* [TASK STATEMENT]: Copy every item below verbatim, line for line, and leave out the pictures.

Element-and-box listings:
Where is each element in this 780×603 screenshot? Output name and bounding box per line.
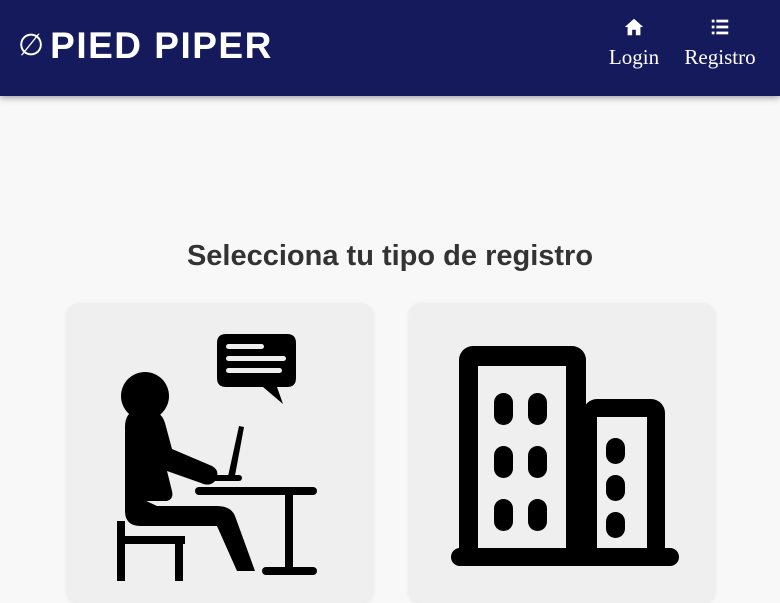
building-icon — [451, 346, 679, 566]
nav-registro[interactable]: Registro — [680, 16, 760, 70]
page-title: Selecciona tu tipo de registro — [186, 240, 594, 272]
company-registration-card[interactable] — [409, 303, 715, 603]
brand-name: PIED PIPER — [50, 25, 273, 66]
nav-registro-label: Registro — [684, 45, 756, 69]
brand-logo[interactable]: ∅ PIED PIPER — [18, 26, 273, 66]
person-registration-card[interactable] — [67, 303, 373, 603]
brand-symbol: ∅ — [18, 28, 45, 63]
list-icon — [711, 19, 729, 35]
nav-login-label: Login — [608, 45, 660, 69]
home-icon — [624, 18, 644, 36]
person-at-desk-icon — [117, 334, 317, 581]
navbar: ∅ PIED PIPER Login Registro — [0, 0, 780, 96]
nav-login[interactable]: Login — [607, 16, 661, 70]
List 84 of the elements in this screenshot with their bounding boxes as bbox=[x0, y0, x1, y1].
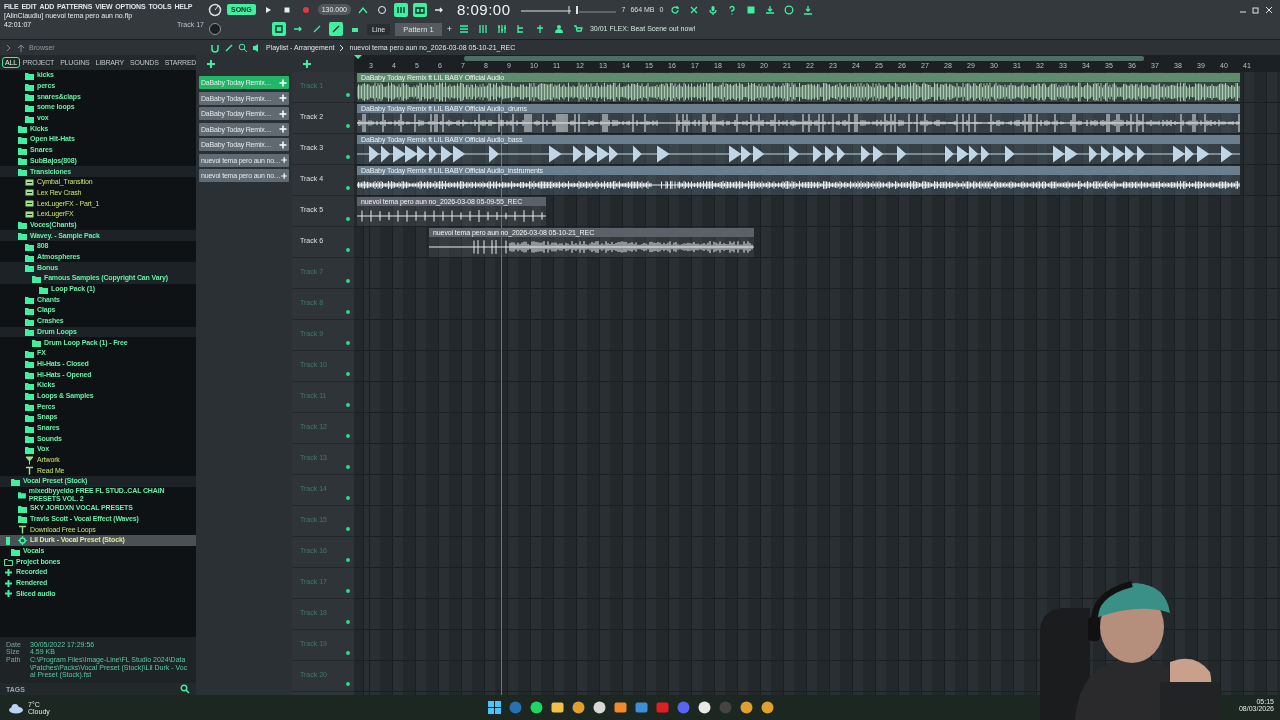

* [RESPONSE FOR THIS EXERCISE]:
Where is each element in this 780×603 screenshot? Output name and bounding box per line.
building-icon — [451, 346, 679, 566]
nav-registro[interactable]: Registro — [680, 16, 760, 70]
page-title: Selecciona tu tipo de registro — [186, 240, 594, 272]
company-registration-card[interactable] — [409, 303, 715, 603]
brand-name: PIED PIPER — [50, 25, 273, 66]
nav-registro-label: Registro — [684, 45, 756, 69]
brand-logo[interactable]: ∅ PIED PIPER — [18, 26, 273, 66]
person-registration-card[interactable] — [67, 303, 373, 603]
brand-symbol: ∅ — [18, 28, 45, 63]
list-icon — [711, 19, 729, 35]
nav-login-label: Login — [608, 45, 660, 69]
home-icon — [624, 18, 644, 36]
person-at-desk-icon — [117, 334, 317, 581]
navbar: ∅ PIED PIPER Login Registro — [0, 0, 780, 96]
nav-login[interactable]: Login — [607, 16, 661, 70]
List 84 of the elements in this screenshot with their bounding boxes as bbox=[x0, y0, x1, y1].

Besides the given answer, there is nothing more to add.